Dataset extract:

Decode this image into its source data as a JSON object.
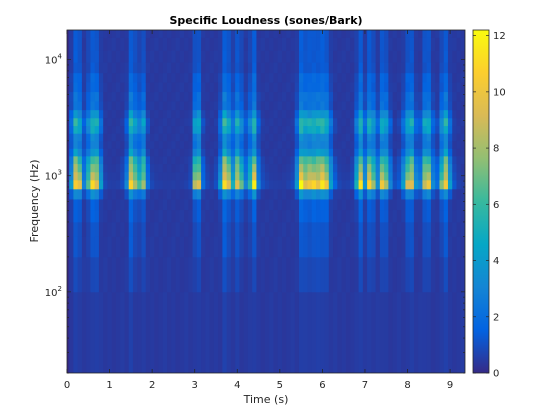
{
  "chart_data": {
    "type": "heatmap",
    "title": "Specific Loudness (sones/Bark)",
    "xlabel": "Time (s)",
    "ylabel": "Frequency (Hz)",
    "x_range": [
      0,
      9.35
    ],
    "y_range_hz": [
      20,
      18000
    ],
    "y_scale": "log",
    "x_ticks": [
      0,
      1,
      2,
      3,
      4,
      5,
      6,
      7,
      8,
      9
    ],
    "x_tick_labels": [
      "0",
      "1",
      "2",
      "3",
      "4",
      "5",
      "6",
      "7",
      "8",
      "9"
    ],
    "y_ticks": [
      {
        "value": 100,
        "base": "10",
        "exp": "2"
      },
      {
        "value": 1000,
        "base": "10",
        "exp": "3"
      },
      {
        "value": 10000,
        "base": "10",
        "exp": "4"
      }
    ],
    "colorbar": {
      "range": [
        0,
        12.2
      ],
      "ticks": [
        0,
        2,
        4,
        6,
        8,
        10,
        12
      ],
      "tick_labels": [
        "0",
        "2",
        "4",
        "6",
        "8",
        "10",
        "12"
      ],
      "colormap": "parula"
    },
    "band_edges_hz": [
      20,
      100,
      200,
      300,
      400,
      510,
      630,
      770,
      920,
      1080,
      1270,
      1480,
      1720,
      2000,
      2320,
      2700,
      3150,
      3700,
      4400,
      5300,
      6400,
      7700,
      9500,
      12000,
      15500,
      18000
    ],
    "time_columns": [
      {
        "t": 0.1,
        "l": 4.0
      },
      {
        "t": 0.2,
        "l": 11.0
      },
      {
        "t": 0.3,
        "l": 9.0
      },
      {
        "t": 0.4,
        "l": 3.0
      },
      {
        "t": 0.5,
        "l": 6.5
      },
      {
        "t": 0.6,
        "l": 10.5
      },
      {
        "t": 0.7,
        "l": 10.0
      },
      {
        "t": 0.8,
        "l": 4.0
      },
      {
        "t": 0.9,
        "l": 0.8
      },
      {
        "t": 1.0,
        "l": 0.6
      },
      {
        "t": 1.1,
        "l": 0.5
      },
      {
        "t": 1.2,
        "l": 0.6
      },
      {
        "t": 1.3,
        "l": 1.0
      },
      {
        "t": 1.4,
        "l": 3.0
      },
      {
        "t": 1.5,
        "l": 11.5
      },
      {
        "t": 1.6,
        "l": 8.0
      },
      {
        "t": 1.7,
        "l": 6.0
      },
      {
        "t": 1.8,
        "l": 8.5
      },
      {
        "t": 1.9,
        "l": 2.0
      },
      {
        "t": 2.0,
        "l": 0.8
      },
      {
        "t": 2.1,
        "l": 0.6
      },
      {
        "t": 2.2,
        "l": 0.5
      },
      {
        "t": 2.3,
        "l": 0.5
      },
      {
        "t": 2.4,
        "l": 0.5
      },
      {
        "t": 2.5,
        "l": 0.5
      },
      {
        "t": 2.6,
        "l": 0.5
      },
      {
        "t": 2.7,
        "l": 0.5
      },
      {
        "t": 2.8,
        "l": 0.6
      },
      {
        "t": 2.9,
        "l": 1.0
      },
      {
        "t": 3.0,
        "l": 8.0
      },
      {
        "t": 3.1,
        "l": 9.5
      },
      {
        "t": 3.2,
        "l": 2.0
      },
      {
        "t": 3.3,
        "l": 0.8
      },
      {
        "t": 3.4,
        "l": 0.6
      },
      {
        "t": 3.5,
        "l": 1.0
      },
      {
        "t": 3.6,
        "l": 4.0
      },
      {
        "t": 3.7,
        "l": 12.0
      },
      {
        "t": 3.8,
        "l": 9.0
      },
      {
        "t": 3.9,
        "l": 5.0
      },
      {
        "t": 4.0,
        "l": 10.0
      },
      {
        "t": 4.1,
        "l": 6.5
      },
      {
        "t": 4.2,
        "l": 3.0
      },
      {
        "t": 4.3,
        "l": 6.0
      },
      {
        "t": 4.4,
        "l": 11.0
      },
      {
        "t": 4.5,
        "l": 3.0
      },
      {
        "t": 4.6,
        "l": 1.0
      },
      {
        "t": 4.7,
        "l": 0.7
      },
      {
        "t": 4.8,
        "l": 0.6
      },
      {
        "t": 4.9,
        "l": 0.5
      },
      {
        "t": 5.0,
        "l": 0.5
      },
      {
        "t": 5.1,
        "l": 0.5
      },
      {
        "t": 5.2,
        "l": 0.6
      },
      {
        "t": 5.3,
        "l": 1.0
      },
      {
        "t": 5.4,
        "l": 4.0
      },
      {
        "t": 5.5,
        "l": 11.5
      },
      {
        "t": 5.6,
        "l": 10.0
      },
      {
        "t": 5.7,
        "l": 10.0
      },
      {
        "t": 5.8,
        "l": 10.5
      },
      {
        "t": 5.9,
        "l": 10.5
      },
      {
        "t": 6.0,
        "l": 11.0
      },
      {
        "t": 6.1,
        "l": 10.0
      },
      {
        "t": 6.2,
        "l": 4.5
      },
      {
        "t": 6.3,
        "l": 1.5
      },
      {
        "t": 6.4,
        "l": 0.8
      },
      {
        "t": 6.5,
        "l": 0.6
      },
      {
        "t": 6.6,
        "l": 0.6
      },
      {
        "t": 6.7,
        "l": 1.0
      },
      {
        "t": 6.8,
        "l": 5.0
      },
      {
        "t": 6.9,
        "l": 11.0
      },
      {
        "t": 7.0,
        "l": 4.0
      },
      {
        "t": 7.1,
        "l": 10.0
      },
      {
        "t": 7.2,
        "l": 8.0
      },
      {
        "t": 7.3,
        "l": 3.5
      },
      {
        "t": 7.4,
        "l": 9.5
      },
      {
        "t": 7.5,
        "l": 8.5
      },
      {
        "t": 7.6,
        "l": 3.0
      },
      {
        "t": 7.7,
        "l": 1.0
      },
      {
        "t": 7.8,
        "l": 1.5
      },
      {
        "t": 7.9,
        "l": 4.0
      },
      {
        "t": 8.0,
        "l": 9.0
      },
      {
        "t": 8.1,
        "l": 10.0
      },
      {
        "t": 8.2,
        "l": 3.5
      },
      {
        "t": 8.3,
        "l": 3.0
      },
      {
        "t": 8.4,
        "l": 9.0
      },
      {
        "t": 8.5,
        "l": 9.5
      },
      {
        "t": 8.6,
        "l": 3.5
      },
      {
        "t": 8.7,
        "l": 2.0
      },
      {
        "t": 8.8,
        "l": 7.0
      },
      {
        "t": 8.9,
        "l": 11.0
      },
      {
        "t": 9.0,
        "l": 4.0
      },
      {
        "t": 9.1,
        "l": 1.2
      },
      {
        "t": 9.2,
        "l": 0.7
      },
      {
        "t": 9.3,
        "l": 0.5
      }
    ]
  }
}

To be done:
Reproduce the data above in full, exactly as it is, with the pictures left out.

Full response:
Decode this image into its source data as a JSON object.
{
  "chart_data": {
    "type": "heatmap",
    "title": "Specific Loudness (sones/Bark)",
    "xlabel": "Time (s)",
    "ylabel": "Frequency (Hz)",
    "x_range": [
      0,
      9.35
    ],
    "y_range_hz": [
      20,
      18000
    ],
    "y_scale": "log",
    "x_ticks": [
      0,
      1,
      2,
      3,
      4,
      5,
      6,
      7,
      8,
      9
    ],
    "x_tick_labels": [
      "0",
      "1",
      "2",
      "3",
      "4",
      "5",
      "6",
      "7",
      "8",
      "9"
    ],
    "y_ticks": [
      {
        "value": 100,
        "base": "10",
        "exp": "2"
      },
      {
        "value": 1000,
        "base": "10",
        "exp": "3"
      },
      {
        "value": 10000,
        "base": "10",
        "exp": "4"
      }
    ],
    "colorbar": {
      "range": [
        0,
        12.2
      ],
      "ticks": [
        0,
        2,
        4,
        6,
        8,
        10,
        12
      ],
      "tick_labels": [
        "0",
        "2",
        "4",
        "6",
        "8",
        "10",
        "12"
      ],
      "colormap": "parula"
    },
    "band_edges_hz": [
      20,
      100,
      200,
      300,
      400,
      510,
      630,
      770,
      920,
      1080,
      1270,
      1480,
      1720,
      2000,
      2320,
      2700,
      3150,
      3700,
      4400,
      5300,
      6400,
      7700,
      9500,
      12000,
      15500,
      18000
    ],
    "time_columns": [
      {
        "t": 0.1,
        "l": 4.0
      },
      {
        "t": 0.2,
        "l": 11.0
      },
      {
        "t": 0.3,
        "l": 9.0
      },
      {
        "t": 0.4,
        "l": 3.0
      },
      {
        "t": 0.5,
        "l": 6.5
      },
      {
        "t": 0.6,
        "l": 10.5
      },
      {
        "t": 0.7,
        "l": 10.0
      },
      {
        "t": 0.8,
        "l": 4.0
      },
      {
        "t": 0.9,
        "l": 0.8
      },
      {
        "t": 1.0,
        "l": 0.6
      },
      {
        "t": 1.1,
        "l": 0.5
      },
      {
        "t": 1.2,
        "l": 0.6
      },
      {
        "t": 1.3,
        "l": 1.0
      },
      {
        "t": 1.4,
        "l": 3.0
      },
      {
        "t": 1.5,
        "l": 11.5
      },
      {
        "t": 1.6,
        "l": 8.0
      },
      {
        "t": 1.7,
        "l": 6.0
      },
      {
        "t": 1.8,
        "l": 8.5
      },
      {
        "t": 1.9,
        "l": 2.0
      },
      {
        "t": 2.0,
        "l": 0.8
      },
      {
        "t": 2.1,
        "l": 0.6
      },
      {
        "t": 2.2,
        "l": 0.5
      },
      {
        "t": 2.3,
        "l": 0.5
      },
      {
        "t": 2.4,
        "l": 0.5
      },
      {
        "t": 2.5,
        "l": 0.5
      },
      {
        "t": 2.6,
        "l": 0.5
      },
      {
        "t": 2.7,
        "l": 0.5
      },
      {
        "t": 2.8,
        "l": 0.6
      },
      {
        "t": 2.9,
        "l": 1.0
      },
      {
        "t": 3.0,
        "l": 8.0
      },
      {
        "t": 3.1,
        "l": 9.5
      },
      {
        "t": 3.2,
        "l": 2.0
      },
      {
        "t": 3.3,
        "l": 0.8
      },
      {
        "t": 3.4,
        "l": 0.6
      },
      {
        "t": 3.5,
        "l": 1.0
      },
      {
        "t": 3.6,
        "l": 4.0
      },
      {
        "t": 3.7,
        "l": 12.0
      },
      {
        "t": 3.8,
        "l": 9.0
      },
      {
        "t": 3.9,
        "l": 5.0
      },
      {
        "t": 4.0,
        "l": 10.0
      },
      {
        "t": 4.1,
        "l": 6.5
      },
      {
        "t": 4.2,
        "l": 3.0
      },
      {
        "t": 4.3,
        "l": 6.0
      },
      {
        "t": 4.4,
        "l": 11.0
      },
      {
        "t": 4.5,
        "l": 3.0
      },
      {
        "t": 4.6,
        "l": 1.0
      },
      {
        "t": 4.7,
        "l": 0.7
      },
      {
        "t": 4.8,
        "l": 0.6
      },
      {
        "t": 4.9,
        "l": 0.5
      },
      {
        "t": 5.0,
        "l": 0.5
      },
      {
        "t": 5.1,
        "l": 0.5
      },
      {
        "t": 5.2,
        "l": 0.6
      },
      {
        "t": 5.3,
        "l": 1.0
      },
      {
        "t": 5.4,
        "l": 4.0
      },
      {
        "t": 5.5,
        "l": 11.5
      },
      {
        "t": 5.6,
        "l": 10.0
      },
      {
        "t": 5.7,
        "l": 10.0
      },
      {
        "t": 5.8,
        "l": 10.5
      },
      {
        "t": 5.9,
        "l": 10.5
      },
      {
        "t": 6.0,
        "l": 11.0
      },
      {
        "t": 6.1,
        "l": 10.0
      },
      {
        "t": 6.2,
        "l": 4.5
      },
      {
        "t": 6.3,
        "l": 1.5
      },
      {
        "t": 6.4,
        "l": 0.8
      },
      {
        "t": 6.5,
        "l": 0.6
      },
      {
        "t": 6.6,
        "l": 0.6
      },
      {
        "t": 6.7,
        "l": 1.0
      },
      {
        "t": 6.8,
        "l": 5.0
      },
      {
        "t": 6.9,
        "l": 11.0
      },
      {
        "t": 7.0,
        "l": 4.0
      },
      {
        "t": 7.1,
        "l": 10.0
      },
      {
        "t": 7.2,
        "l": 8.0
      },
      {
        "t": 7.3,
        "l": 3.5
      },
      {
        "t": 7.4,
        "l": 9.5
      },
      {
        "t": 7.5,
        "l": 8.5
      },
      {
        "t": 7.6,
        "l": 3.0
      },
      {
        "t": 7.7,
        "l": 1.0
      },
      {
        "t": 7.8,
        "l": 1.5
      },
      {
        "t": 7.9,
        "l": 4.0
      },
      {
        "t": 8.0,
        "l": 9.0
      },
      {
        "t": 8.1,
        "l": 10.0
      },
      {
        "t": 8.2,
        "l": 3.5
      },
      {
        "t": 8.3,
        "l": 3.0
      },
      {
        "t": 8.4,
        "l": 9.0
      },
      {
        "t": 8.5,
        "l": 9.5
      },
      {
        "t": 8.6,
        "l": 3.5
      },
      {
        "t": 8.7,
        "l": 2.0
      },
      {
        "t": 8.8,
        "l": 7.0
      },
      {
        "t": 8.9,
        "l": 11.0
      },
      {
        "t": 9.0,
        "l": 4.0
      },
      {
        "t": 9.1,
        "l": 1.2
      },
      {
        "t": 9.2,
        "l": 0.7
      },
      {
        "t": 9.3,
        "l": 0.5
      }
    ]
  }
}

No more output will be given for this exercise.